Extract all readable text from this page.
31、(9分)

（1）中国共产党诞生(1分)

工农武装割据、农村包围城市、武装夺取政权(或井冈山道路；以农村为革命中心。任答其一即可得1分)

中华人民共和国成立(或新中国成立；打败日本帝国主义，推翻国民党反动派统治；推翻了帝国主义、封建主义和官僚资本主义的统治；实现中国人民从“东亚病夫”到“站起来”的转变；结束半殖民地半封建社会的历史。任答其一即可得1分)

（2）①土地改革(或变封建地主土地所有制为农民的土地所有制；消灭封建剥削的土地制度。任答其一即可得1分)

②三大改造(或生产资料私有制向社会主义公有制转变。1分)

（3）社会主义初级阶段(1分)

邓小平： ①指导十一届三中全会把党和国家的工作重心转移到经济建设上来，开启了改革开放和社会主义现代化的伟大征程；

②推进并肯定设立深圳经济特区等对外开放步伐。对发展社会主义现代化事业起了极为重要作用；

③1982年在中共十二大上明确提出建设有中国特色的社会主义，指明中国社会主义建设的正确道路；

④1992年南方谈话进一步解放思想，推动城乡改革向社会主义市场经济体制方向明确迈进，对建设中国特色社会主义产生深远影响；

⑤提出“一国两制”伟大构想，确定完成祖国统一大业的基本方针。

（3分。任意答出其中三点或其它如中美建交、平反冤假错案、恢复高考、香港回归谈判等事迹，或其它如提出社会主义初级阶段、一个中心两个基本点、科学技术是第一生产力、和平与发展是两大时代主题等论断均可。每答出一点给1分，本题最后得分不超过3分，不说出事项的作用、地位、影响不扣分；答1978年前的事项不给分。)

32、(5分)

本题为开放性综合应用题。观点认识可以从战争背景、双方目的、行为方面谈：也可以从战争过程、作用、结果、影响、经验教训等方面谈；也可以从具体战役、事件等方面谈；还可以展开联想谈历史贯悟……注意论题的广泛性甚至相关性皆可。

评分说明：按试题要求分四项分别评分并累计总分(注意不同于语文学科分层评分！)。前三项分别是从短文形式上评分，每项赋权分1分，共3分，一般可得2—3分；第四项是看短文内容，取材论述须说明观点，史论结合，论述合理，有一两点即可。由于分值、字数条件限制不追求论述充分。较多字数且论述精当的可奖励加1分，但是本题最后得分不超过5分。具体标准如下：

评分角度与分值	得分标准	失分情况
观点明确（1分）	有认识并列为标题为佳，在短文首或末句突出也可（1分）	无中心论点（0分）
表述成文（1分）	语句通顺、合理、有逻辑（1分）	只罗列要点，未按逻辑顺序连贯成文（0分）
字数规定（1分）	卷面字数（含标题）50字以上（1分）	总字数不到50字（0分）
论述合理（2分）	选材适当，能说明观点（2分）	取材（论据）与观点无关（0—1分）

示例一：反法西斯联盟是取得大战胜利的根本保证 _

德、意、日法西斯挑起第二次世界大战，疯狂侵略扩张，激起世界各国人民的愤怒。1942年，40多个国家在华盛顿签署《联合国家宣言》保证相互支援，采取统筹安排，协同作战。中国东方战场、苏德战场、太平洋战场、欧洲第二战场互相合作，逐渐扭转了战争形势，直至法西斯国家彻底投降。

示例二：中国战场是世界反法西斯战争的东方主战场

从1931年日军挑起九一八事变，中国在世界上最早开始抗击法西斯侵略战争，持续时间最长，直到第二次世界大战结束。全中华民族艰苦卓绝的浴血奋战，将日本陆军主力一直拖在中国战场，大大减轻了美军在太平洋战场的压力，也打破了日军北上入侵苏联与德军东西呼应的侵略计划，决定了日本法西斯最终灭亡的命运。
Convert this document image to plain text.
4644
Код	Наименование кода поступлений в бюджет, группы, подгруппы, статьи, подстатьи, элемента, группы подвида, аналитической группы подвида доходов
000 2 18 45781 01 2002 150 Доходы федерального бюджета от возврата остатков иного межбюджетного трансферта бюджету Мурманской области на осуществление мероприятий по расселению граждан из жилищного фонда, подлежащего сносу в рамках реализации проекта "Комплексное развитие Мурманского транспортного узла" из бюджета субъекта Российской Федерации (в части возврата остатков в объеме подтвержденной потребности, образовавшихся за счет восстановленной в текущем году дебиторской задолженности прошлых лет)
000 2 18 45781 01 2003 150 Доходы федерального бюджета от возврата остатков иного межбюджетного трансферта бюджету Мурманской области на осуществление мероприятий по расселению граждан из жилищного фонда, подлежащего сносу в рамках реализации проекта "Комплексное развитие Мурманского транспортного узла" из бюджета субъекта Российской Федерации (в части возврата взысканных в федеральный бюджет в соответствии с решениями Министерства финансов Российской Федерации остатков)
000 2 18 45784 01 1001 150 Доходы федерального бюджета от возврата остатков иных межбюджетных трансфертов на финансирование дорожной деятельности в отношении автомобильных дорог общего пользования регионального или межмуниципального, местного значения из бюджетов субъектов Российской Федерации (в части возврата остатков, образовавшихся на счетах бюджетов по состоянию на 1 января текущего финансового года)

§ **Set task**: What is the number of lines in the records above that include the word "论述合理"? Reply with that number and nothing more.

§ **Response to the task**: 2